Task description
Return each line of the listing that contains the string "Absolute".

Input records
————————

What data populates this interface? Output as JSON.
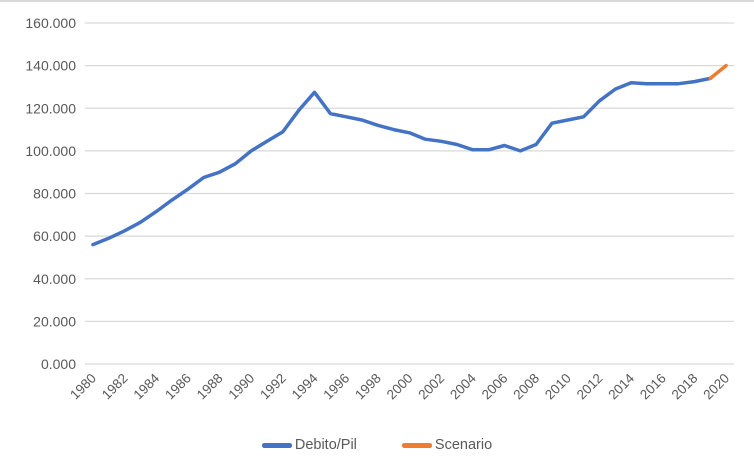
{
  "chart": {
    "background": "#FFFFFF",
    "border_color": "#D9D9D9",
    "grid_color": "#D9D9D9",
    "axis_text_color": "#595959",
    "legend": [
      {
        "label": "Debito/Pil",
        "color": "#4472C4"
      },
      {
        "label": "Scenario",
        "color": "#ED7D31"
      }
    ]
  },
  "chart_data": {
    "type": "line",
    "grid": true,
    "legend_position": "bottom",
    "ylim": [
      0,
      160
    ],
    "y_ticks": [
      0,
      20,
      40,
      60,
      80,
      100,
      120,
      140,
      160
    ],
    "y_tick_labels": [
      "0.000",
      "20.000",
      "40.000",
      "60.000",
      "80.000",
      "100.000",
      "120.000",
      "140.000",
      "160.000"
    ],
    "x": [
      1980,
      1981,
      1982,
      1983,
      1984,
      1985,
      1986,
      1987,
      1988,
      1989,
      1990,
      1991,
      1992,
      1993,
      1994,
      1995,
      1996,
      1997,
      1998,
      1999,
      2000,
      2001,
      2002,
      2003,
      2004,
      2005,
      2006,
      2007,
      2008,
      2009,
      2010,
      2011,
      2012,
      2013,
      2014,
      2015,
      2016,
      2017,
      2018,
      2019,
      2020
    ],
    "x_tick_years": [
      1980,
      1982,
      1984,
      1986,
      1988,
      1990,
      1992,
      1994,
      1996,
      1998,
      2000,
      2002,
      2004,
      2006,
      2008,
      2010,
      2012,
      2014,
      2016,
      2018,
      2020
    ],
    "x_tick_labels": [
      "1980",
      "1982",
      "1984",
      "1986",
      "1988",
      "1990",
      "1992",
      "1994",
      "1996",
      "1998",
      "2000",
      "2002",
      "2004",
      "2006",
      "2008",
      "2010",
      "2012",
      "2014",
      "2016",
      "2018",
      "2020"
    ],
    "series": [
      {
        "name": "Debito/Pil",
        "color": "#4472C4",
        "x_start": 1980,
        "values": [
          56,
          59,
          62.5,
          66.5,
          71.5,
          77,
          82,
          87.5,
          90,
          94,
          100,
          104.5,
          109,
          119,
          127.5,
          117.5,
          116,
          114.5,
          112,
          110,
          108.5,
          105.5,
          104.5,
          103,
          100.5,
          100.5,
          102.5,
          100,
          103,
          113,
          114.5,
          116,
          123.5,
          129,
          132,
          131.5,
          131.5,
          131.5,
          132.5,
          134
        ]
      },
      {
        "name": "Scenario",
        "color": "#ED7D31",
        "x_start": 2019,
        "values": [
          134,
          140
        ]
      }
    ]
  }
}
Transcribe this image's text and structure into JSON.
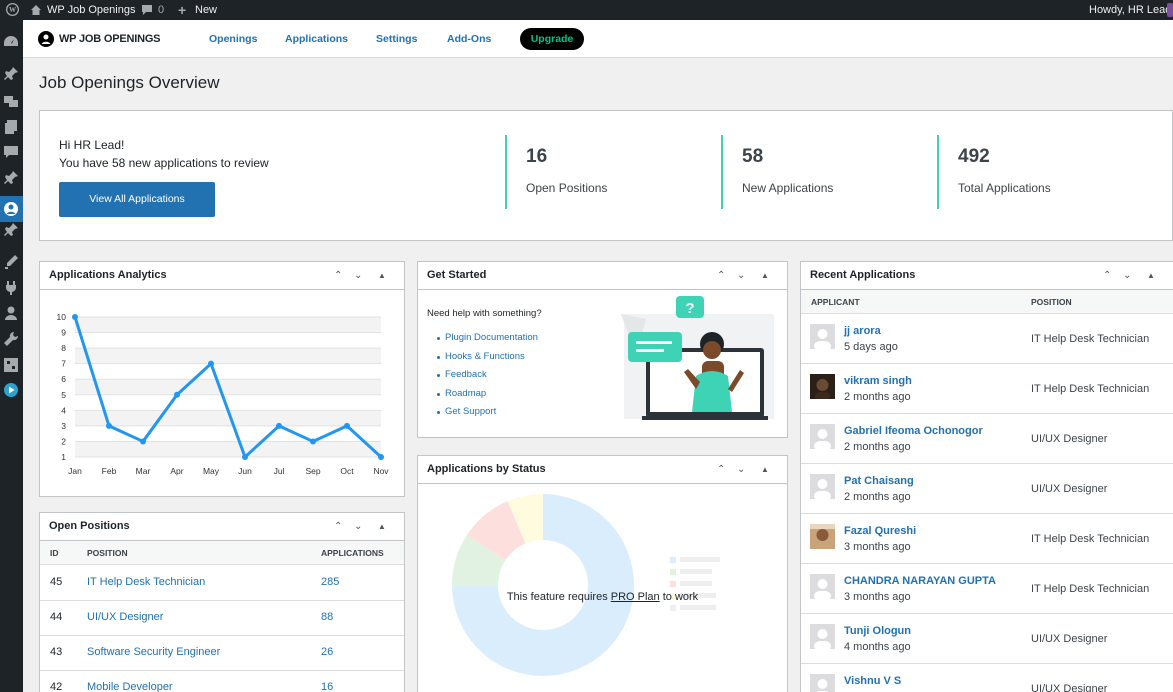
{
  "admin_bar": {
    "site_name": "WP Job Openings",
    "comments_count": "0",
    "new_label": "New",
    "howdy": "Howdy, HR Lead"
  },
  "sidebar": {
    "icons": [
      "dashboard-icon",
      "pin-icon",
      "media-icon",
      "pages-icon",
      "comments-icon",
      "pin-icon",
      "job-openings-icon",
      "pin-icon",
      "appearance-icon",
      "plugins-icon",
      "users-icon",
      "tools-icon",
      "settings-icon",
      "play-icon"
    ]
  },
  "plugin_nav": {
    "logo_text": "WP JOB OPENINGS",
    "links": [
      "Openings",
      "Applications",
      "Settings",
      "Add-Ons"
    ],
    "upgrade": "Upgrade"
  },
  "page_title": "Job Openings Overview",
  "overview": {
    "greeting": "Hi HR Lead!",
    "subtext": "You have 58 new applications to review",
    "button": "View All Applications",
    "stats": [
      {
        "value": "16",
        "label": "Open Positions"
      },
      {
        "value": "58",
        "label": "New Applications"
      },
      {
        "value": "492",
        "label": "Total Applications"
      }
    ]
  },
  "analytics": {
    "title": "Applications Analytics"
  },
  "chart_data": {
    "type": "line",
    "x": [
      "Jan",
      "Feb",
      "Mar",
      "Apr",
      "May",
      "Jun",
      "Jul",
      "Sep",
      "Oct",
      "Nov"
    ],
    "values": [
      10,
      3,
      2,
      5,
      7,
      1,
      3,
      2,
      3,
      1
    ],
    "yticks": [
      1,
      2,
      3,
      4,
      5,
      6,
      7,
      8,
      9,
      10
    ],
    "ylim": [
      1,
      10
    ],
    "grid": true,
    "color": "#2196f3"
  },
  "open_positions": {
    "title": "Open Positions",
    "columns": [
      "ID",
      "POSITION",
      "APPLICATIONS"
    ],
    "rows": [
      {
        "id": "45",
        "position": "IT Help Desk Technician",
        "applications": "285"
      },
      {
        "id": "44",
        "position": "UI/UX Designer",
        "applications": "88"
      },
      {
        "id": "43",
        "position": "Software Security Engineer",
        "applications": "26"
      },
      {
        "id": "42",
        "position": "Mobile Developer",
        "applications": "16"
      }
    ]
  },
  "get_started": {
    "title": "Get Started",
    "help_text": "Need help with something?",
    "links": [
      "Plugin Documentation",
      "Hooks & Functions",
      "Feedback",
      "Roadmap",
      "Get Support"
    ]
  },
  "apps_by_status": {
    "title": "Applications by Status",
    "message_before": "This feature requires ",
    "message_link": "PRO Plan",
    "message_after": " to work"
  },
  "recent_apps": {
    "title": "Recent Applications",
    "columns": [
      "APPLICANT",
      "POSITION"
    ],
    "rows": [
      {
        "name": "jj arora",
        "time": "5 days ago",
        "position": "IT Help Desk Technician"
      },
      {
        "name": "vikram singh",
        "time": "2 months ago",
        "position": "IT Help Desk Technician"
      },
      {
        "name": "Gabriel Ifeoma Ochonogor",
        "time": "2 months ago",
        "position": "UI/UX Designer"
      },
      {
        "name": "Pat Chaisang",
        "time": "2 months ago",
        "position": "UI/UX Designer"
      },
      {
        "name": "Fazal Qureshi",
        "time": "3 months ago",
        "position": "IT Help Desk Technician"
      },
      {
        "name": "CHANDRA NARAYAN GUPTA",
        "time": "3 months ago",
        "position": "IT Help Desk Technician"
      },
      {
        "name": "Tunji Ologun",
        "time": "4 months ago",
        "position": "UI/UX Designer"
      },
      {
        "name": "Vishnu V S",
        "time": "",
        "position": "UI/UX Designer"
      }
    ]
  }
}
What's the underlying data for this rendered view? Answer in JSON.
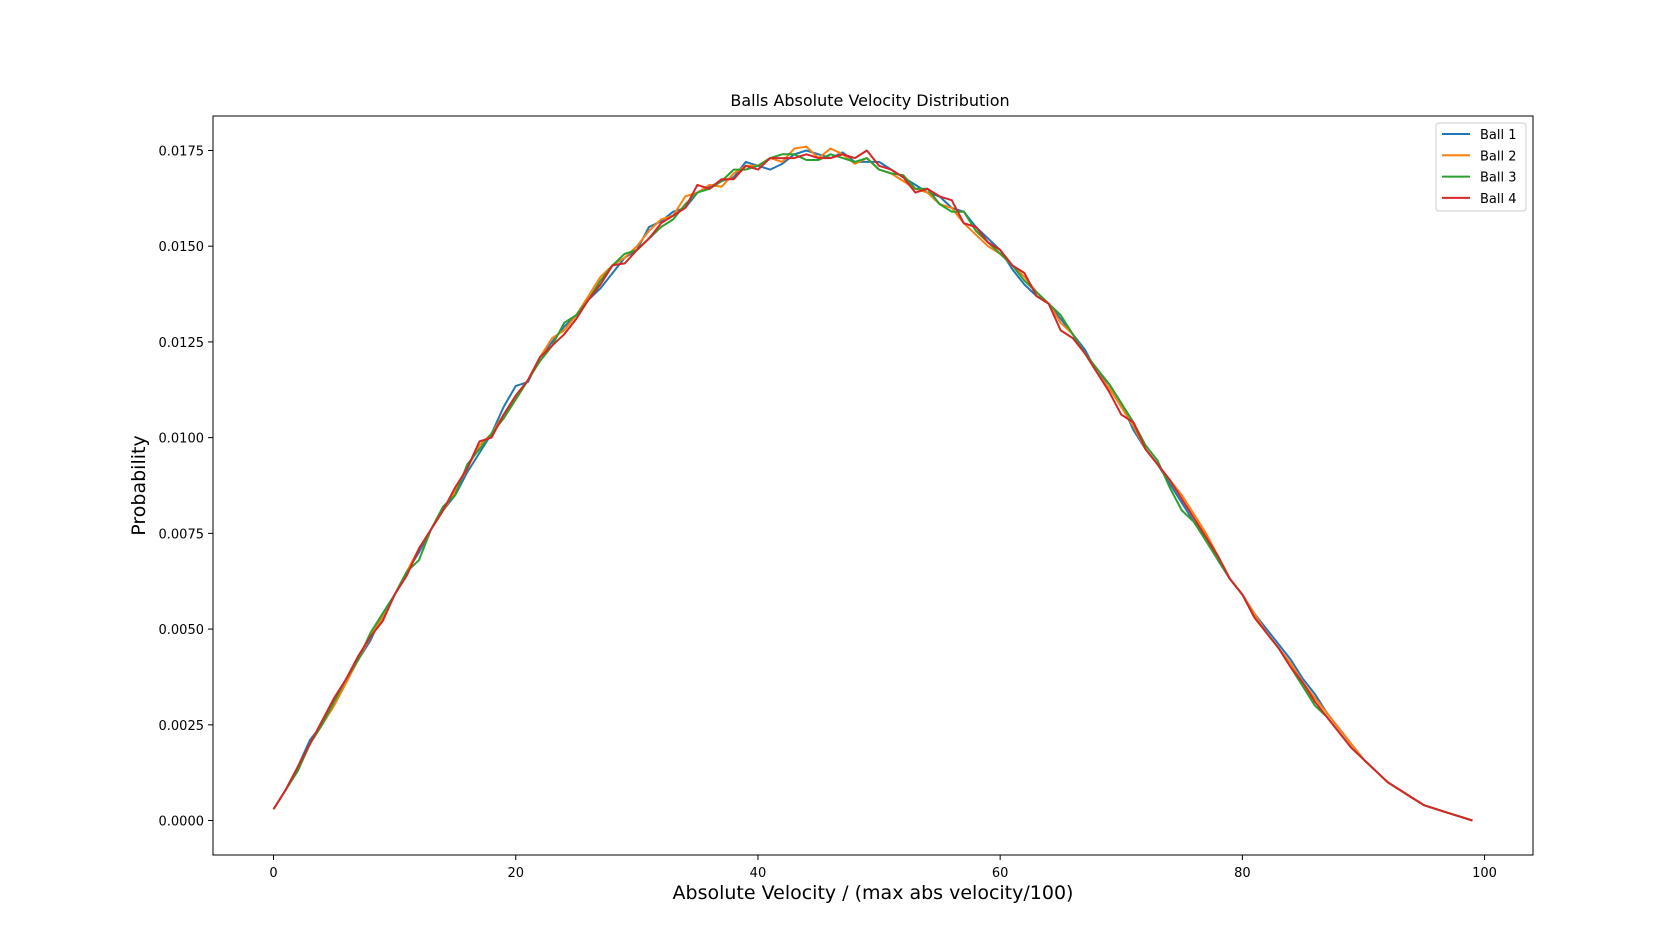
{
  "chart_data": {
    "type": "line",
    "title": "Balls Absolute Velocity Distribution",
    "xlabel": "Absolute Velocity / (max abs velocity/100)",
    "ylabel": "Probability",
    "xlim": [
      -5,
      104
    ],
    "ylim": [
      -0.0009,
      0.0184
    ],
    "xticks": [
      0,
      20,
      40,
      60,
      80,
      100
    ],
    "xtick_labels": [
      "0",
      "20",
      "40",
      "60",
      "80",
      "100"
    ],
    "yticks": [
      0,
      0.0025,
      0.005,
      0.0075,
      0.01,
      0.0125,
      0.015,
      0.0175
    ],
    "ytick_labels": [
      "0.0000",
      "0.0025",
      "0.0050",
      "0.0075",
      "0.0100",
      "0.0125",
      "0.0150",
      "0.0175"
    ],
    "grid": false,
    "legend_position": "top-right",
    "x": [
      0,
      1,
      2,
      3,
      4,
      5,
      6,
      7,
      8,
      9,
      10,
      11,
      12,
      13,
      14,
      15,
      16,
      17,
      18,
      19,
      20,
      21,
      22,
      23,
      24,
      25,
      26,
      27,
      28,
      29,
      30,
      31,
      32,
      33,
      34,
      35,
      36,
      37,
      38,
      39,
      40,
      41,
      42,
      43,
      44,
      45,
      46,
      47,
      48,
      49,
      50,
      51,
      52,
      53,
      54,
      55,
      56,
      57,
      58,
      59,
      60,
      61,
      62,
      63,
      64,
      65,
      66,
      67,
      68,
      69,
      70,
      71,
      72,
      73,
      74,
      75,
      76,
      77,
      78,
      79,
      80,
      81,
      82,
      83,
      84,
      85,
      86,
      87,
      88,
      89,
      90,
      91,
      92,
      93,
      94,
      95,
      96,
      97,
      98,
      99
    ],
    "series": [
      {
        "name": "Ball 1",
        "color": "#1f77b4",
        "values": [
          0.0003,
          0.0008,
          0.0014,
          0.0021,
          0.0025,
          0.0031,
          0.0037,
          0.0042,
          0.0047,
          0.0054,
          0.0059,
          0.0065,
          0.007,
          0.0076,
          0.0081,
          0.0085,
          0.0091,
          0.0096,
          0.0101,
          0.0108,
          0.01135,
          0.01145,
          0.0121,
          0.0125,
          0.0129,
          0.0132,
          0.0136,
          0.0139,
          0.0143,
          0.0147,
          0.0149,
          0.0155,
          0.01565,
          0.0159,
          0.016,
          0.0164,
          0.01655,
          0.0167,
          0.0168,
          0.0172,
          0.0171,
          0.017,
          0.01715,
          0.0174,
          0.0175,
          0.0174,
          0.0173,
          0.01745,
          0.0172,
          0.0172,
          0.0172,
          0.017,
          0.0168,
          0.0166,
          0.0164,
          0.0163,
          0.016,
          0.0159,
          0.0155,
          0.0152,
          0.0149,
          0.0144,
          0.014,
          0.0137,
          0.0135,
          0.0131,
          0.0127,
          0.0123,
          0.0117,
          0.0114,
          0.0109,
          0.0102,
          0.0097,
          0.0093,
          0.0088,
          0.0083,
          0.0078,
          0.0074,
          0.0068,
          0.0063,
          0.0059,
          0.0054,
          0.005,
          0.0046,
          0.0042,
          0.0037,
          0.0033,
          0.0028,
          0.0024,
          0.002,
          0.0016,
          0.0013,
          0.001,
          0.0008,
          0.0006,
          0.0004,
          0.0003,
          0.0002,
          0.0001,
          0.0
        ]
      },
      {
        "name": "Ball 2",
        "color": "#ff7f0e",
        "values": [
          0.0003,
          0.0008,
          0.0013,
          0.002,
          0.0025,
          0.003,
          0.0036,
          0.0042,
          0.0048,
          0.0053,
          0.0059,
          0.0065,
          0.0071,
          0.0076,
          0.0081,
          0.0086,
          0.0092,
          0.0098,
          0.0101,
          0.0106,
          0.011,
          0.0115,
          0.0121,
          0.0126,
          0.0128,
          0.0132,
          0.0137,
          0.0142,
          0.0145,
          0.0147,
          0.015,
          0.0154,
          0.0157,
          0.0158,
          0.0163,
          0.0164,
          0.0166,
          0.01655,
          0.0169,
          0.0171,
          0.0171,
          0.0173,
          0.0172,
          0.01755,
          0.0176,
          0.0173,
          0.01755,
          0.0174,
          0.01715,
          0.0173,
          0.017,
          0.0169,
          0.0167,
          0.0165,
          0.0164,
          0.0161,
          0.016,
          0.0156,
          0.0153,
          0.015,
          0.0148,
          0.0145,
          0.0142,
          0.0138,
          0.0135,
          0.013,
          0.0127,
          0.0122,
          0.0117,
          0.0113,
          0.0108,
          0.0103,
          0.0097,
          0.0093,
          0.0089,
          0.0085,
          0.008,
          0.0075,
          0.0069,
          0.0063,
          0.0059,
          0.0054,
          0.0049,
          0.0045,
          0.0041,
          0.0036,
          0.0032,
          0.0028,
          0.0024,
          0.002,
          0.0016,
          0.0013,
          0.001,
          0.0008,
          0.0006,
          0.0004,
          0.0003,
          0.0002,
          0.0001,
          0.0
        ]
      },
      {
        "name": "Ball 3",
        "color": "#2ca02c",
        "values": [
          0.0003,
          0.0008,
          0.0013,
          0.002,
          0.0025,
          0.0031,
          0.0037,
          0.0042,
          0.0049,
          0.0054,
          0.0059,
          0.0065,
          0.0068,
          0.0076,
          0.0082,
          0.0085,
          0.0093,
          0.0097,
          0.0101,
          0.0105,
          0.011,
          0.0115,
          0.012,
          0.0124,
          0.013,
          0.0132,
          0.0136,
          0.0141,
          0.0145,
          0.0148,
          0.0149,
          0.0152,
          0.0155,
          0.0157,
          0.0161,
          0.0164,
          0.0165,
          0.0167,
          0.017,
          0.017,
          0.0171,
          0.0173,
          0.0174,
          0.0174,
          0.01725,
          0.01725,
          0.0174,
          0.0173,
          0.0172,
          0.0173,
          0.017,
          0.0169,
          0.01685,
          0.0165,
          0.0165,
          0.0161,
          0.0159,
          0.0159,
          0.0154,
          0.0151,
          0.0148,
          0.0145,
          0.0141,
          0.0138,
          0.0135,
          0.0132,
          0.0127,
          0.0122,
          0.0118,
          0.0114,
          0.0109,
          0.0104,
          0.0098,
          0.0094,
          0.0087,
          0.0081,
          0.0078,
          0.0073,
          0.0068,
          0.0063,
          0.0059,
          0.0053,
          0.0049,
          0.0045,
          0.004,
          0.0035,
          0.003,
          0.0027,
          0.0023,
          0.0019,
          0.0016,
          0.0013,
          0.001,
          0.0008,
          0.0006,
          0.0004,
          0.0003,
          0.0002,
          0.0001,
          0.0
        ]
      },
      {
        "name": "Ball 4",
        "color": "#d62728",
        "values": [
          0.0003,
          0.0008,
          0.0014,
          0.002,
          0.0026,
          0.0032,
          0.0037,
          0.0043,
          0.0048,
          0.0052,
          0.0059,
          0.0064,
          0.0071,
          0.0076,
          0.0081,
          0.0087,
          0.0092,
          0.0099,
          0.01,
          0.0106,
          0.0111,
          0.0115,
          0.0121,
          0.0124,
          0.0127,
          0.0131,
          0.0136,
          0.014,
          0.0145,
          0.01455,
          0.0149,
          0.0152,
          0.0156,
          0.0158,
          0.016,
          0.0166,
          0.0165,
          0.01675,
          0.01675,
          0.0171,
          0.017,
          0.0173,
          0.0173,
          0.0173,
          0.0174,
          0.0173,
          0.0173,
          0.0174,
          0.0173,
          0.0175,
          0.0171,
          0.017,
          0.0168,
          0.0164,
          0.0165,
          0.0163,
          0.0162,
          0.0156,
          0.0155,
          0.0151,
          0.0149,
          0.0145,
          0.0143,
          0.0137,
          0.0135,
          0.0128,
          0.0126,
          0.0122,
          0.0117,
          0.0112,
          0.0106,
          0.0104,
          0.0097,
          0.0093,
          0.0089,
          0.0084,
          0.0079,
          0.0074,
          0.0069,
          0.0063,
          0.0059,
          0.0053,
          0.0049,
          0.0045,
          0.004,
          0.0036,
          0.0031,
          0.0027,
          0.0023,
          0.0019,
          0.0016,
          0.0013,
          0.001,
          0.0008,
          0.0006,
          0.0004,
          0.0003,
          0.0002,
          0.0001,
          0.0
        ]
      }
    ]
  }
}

————————

Answer to this exercise
    "title": "Balls Absolute Velocity Distribution",
    "xlabel": "Absolute Velocity / (max abs velocity/100)",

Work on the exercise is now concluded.